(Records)
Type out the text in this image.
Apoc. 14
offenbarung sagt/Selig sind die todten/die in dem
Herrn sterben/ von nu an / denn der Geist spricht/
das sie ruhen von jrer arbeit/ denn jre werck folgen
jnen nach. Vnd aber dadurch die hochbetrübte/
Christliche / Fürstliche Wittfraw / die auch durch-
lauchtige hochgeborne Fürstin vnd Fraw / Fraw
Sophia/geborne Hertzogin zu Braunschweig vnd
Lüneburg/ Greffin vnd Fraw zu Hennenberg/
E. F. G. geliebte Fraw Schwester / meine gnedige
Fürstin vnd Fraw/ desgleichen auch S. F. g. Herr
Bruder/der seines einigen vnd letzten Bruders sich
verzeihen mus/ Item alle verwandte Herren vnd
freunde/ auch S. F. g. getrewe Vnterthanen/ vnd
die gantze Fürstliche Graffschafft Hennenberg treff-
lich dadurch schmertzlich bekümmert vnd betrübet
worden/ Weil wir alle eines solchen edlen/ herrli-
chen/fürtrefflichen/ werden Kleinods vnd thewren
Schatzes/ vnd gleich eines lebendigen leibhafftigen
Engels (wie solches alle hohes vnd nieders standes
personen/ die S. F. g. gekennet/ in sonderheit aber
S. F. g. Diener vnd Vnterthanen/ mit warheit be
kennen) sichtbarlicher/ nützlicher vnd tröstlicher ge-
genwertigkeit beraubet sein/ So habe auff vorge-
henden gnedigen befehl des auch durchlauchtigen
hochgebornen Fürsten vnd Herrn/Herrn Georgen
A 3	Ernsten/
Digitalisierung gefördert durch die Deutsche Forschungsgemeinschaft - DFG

> [What to work on]:
Using the listing above, show every line that includes the string "denn".

> [Full solution]:
Herrn sterben/ von nu an / denn der Geist spricht/
das sie ruhen von jrer arbeit/ denn jre werck folgen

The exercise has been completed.